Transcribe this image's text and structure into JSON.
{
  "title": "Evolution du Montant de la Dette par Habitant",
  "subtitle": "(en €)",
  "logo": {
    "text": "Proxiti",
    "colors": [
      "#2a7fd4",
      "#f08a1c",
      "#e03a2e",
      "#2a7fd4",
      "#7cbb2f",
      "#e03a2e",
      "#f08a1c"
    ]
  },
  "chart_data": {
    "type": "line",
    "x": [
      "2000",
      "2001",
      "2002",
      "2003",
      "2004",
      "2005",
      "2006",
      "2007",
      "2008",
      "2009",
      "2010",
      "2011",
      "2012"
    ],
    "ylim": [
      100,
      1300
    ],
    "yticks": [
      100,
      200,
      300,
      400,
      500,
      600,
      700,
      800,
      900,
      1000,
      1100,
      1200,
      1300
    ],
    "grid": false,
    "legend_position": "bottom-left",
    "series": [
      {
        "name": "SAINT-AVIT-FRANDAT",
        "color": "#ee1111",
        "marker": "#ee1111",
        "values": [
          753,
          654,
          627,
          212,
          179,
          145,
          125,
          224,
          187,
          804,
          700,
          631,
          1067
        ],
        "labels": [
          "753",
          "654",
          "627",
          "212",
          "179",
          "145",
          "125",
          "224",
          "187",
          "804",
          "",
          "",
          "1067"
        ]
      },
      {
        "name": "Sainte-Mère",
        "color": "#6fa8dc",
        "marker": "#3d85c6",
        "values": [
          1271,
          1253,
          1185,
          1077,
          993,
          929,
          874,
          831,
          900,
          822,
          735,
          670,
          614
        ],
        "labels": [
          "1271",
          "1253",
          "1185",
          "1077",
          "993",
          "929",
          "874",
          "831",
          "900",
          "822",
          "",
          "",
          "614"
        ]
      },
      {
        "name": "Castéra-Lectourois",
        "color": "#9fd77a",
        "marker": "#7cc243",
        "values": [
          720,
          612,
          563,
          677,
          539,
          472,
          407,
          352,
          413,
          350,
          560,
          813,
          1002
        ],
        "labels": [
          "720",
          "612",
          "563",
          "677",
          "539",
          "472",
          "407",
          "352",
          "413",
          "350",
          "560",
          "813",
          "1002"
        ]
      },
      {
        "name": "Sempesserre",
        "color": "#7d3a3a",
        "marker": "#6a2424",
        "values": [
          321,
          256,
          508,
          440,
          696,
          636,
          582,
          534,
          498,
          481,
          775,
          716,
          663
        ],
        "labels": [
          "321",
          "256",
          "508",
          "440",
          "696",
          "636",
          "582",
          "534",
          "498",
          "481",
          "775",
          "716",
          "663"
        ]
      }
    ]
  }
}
****************************************
▶ [REQUIRED TASK]: State the number of lines above that hold the string "name", with nothing added.

▶ [RESPONSE TO THE EXERCISE]: 4